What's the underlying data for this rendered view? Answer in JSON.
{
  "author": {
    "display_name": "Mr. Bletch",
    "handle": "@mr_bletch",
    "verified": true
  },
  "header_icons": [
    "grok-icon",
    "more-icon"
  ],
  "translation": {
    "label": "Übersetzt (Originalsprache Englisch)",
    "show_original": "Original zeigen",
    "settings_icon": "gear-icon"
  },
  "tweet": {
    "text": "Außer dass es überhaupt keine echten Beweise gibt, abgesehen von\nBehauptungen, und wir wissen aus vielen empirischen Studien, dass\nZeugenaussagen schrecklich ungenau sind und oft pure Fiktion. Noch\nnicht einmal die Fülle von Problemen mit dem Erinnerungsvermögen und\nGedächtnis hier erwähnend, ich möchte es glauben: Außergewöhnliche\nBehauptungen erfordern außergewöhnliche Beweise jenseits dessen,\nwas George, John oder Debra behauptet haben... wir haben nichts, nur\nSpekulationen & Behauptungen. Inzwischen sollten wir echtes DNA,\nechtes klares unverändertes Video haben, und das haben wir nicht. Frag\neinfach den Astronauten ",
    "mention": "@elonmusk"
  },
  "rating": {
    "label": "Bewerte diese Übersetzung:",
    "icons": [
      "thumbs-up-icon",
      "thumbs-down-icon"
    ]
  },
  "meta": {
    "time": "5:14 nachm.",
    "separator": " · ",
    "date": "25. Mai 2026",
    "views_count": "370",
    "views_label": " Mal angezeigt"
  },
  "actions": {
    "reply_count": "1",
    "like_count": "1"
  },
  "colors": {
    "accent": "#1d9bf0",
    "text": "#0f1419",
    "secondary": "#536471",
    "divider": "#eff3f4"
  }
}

Exercise instructions -> Search the records for the word "text", then list every line that has it.

Result for this exercise ->
    "text": "Außer dass es überhaupt keine echten Beweise gibt, abgesehen von\nBehauptungen, und wir wissen aus vielen empirischen Studien, dass\nZeugenaussagen schrecklich ungenau sind und oft pure Fiktion. Noch\nnicht einmal die Fülle von Problemen mit dem Erinnerungsvermögen und\nGedächtnis hier erwähnend, ich möchte es glauben: Außergewöhnliche\nBehauptungen erfordern außergewöhnliche Beweise jenseits dessen,\nwas George, John oder Debra behauptet haben... wir haben nichts, nur\nSpekulationen & Behauptungen. Inzwischen sollten wir echtes DNA,\nechtes klares unverändertes Video haben, und das haben wir nicht. Frag\neinfach den Astronauten ",
    "text": "#0f1419",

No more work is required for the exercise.